Collection entries
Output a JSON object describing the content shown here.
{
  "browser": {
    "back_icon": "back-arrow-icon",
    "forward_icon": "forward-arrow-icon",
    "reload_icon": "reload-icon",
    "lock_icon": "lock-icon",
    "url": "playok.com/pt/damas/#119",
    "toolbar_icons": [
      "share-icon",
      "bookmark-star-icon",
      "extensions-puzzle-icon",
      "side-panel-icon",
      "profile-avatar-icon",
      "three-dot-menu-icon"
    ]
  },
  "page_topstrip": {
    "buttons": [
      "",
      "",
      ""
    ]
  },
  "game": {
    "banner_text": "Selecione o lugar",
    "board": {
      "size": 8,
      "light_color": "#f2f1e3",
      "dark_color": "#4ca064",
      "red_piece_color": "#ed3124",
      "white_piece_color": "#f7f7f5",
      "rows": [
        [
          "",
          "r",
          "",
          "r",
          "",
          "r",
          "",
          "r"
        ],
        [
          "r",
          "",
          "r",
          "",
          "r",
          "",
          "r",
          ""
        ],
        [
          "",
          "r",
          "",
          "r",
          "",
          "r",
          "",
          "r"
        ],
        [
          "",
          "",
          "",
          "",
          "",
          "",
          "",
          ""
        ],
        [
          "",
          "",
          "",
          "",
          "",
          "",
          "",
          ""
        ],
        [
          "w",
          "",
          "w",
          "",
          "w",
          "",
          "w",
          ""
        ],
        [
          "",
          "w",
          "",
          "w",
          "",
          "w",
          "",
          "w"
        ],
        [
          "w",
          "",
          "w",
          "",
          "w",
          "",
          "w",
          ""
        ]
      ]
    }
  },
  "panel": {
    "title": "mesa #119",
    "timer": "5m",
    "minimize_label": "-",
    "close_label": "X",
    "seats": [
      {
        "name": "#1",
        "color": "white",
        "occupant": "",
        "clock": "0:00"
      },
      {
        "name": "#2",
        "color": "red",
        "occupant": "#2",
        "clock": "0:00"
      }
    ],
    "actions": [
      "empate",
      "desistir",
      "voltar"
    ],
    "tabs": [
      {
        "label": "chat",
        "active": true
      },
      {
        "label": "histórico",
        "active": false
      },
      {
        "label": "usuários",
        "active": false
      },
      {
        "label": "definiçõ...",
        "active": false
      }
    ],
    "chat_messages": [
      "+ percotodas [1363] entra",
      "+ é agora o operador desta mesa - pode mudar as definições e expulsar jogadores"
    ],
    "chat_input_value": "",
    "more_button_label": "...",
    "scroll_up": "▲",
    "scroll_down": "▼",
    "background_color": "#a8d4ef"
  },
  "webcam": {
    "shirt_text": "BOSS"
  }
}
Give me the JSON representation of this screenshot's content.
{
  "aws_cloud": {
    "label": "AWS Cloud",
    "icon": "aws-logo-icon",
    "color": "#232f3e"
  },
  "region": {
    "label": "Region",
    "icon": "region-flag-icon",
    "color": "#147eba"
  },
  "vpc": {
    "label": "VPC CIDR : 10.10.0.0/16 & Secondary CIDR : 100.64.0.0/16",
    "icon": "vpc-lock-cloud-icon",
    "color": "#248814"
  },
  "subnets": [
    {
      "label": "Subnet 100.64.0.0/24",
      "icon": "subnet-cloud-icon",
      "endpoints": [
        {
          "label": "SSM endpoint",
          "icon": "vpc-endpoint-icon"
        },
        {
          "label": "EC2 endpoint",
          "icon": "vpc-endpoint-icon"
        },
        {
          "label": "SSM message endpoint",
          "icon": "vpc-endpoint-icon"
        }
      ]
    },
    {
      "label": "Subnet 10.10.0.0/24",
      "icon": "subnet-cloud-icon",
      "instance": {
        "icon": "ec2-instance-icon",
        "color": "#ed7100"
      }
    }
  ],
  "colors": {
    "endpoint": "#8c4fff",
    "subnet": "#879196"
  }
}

Stated task
Your task is to repeat each line of the material exactly.

Reply to the task
Output a JSON object describing the content shown here.
{
  "browser": {
    "back_icon": "back-arrow-icon",
    "forward_icon": "forward-arrow-icon",
    "reload_icon": "reload-icon",
    "lock_icon": "lock-icon",
    "url": "playok.com/pt/damas/#119",
    "toolbar_icons": [
      "share-icon",
      "bookmark-star-icon",
      "extensions-puzzle-icon",
      "side-panel-icon",
      "profile-avatar-icon",
      "three-dot-menu-icon"
    ]
  },
  "page_topstrip": {
    "buttons": [
      "",
      "",
      ""
    ]
  },
  "game": {
    "banner_text": "Selecione o lugar",
    "board": {
      "size": 8,
      "light_color": "#f2f1e3",
      "dark_color": "#4ca064",
      "red_piece_color": "#ed3124",
      "white_piece_color": "#f7f7f5",
      "rows": [
        [
          "",
          "r",
          "",
          "r",
          "",
          "r",
          "",
          "r"
        ],
        [
          "r",
          "",
          "r",
          "",
          "r",
          "",
          "r",
          ""
        ],
        [
          "",
          "r",
          "",
          "r",
          "",
          "r",
          "",
          "r"
        ],
        [
          "",
          "",
          "",
          "",
          "",
          "",
          "",
          ""
        ],
        [
          "",
          "",
          "",
          "",
          "",
          "",
          "",
          ""
        ],
        [
          "w",
          "",
          "w",
          "",
          "w",
          "",
          "w",
          ""
        ],
        [
          "",
          "w",
          "",
          "w",
          "",
          "w",
          "",
          "w"
        ],
        [
          "w",
          "",
          "w",
          "",
          "w",
          "",
          "w",
          ""
        ]
      ]
    }
  },
  "panel": {
    "title": "mesa #119",
    "timer": "5m",
    "minimize_label": "-",
    "close_label": "X",
    "seats": [
      {
        "name": "#1",
        "color": "white",
        "occupant": "",
        "clock": "0:00"
      },
      {
        "name": "#2",
        "color": "red",
        "occupant": "#2",
        "clock": "0:00"
      }
    ],
    "actions": [
      "empate",
      "desistir",
      "voltar"
    ],
    "tabs": [
      {
        "label": "chat",
        "active": true
      },
      {
        "label": "histórico",
        "active": false
      },
      {
        "label": "usuários",
        "active": false
      },
      {
        "label": "definiçõ...",
        "active": false
      }
    ],
    "chat_messages": [
      "+ percotodas [1363] entra",
      "+ é agora o operador desta mesa - pode mudar as definições e expulsar jogadores"
    ],
    "chat_input_value": "",
    "more_button_label": "...",
    "scroll_up": "▲",
    "scroll_down": "▼",
    "background_color": "#a8d4ef"
  },
  "webcam": {
    "shirt_text": "BOSS"
  }
}
Give me the JSON representation of this screenshot's content.
{
  "aws_cloud": {
    "label": "AWS Cloud",
    "icon": "aws-logo-icon",
    "color": "#232f3e"
  },
  "region": {
    "label": "Region",
    "icon": "region-flag-icon",
    "color": "#147eba"
  },
  "vpc": {
    "label": "VPC CIDR : 10.10.0.0/16 & Secondary CIDR : 100.64.0.0/16",
    "icon": "vpc-lock-cloud-icon",
    "color": "#248814"
  },
  "subnets": [
    {
      "label": "Subnet 100.64.0.0/24",
      "icon": "subnet-cloud-icon",
      "endpoints": [
        {
          "label": "SSM endpoint",
          "icon": "vpc-endpoint-icon"
        },
        {
          "label": "EC2 endpoint",
          "icon": "vpc-endpoint-icon"
        },
        {
          "label": "SSM message endpoint",
          "icon": "vpc-endpoint-icon"
        }
      ]
    },
    {
      "label": "Subnet 10.10.0.0/24",
      "icon": "subnet-cloud-icon",
      "instance": {
        "icon": "ec2-instance-icon",
        "color": "#ed7100"
      }
    }
  ],
  "colors": {
    "endpoint": "#8c4fff",
    "subnet": "#879196"
  }
}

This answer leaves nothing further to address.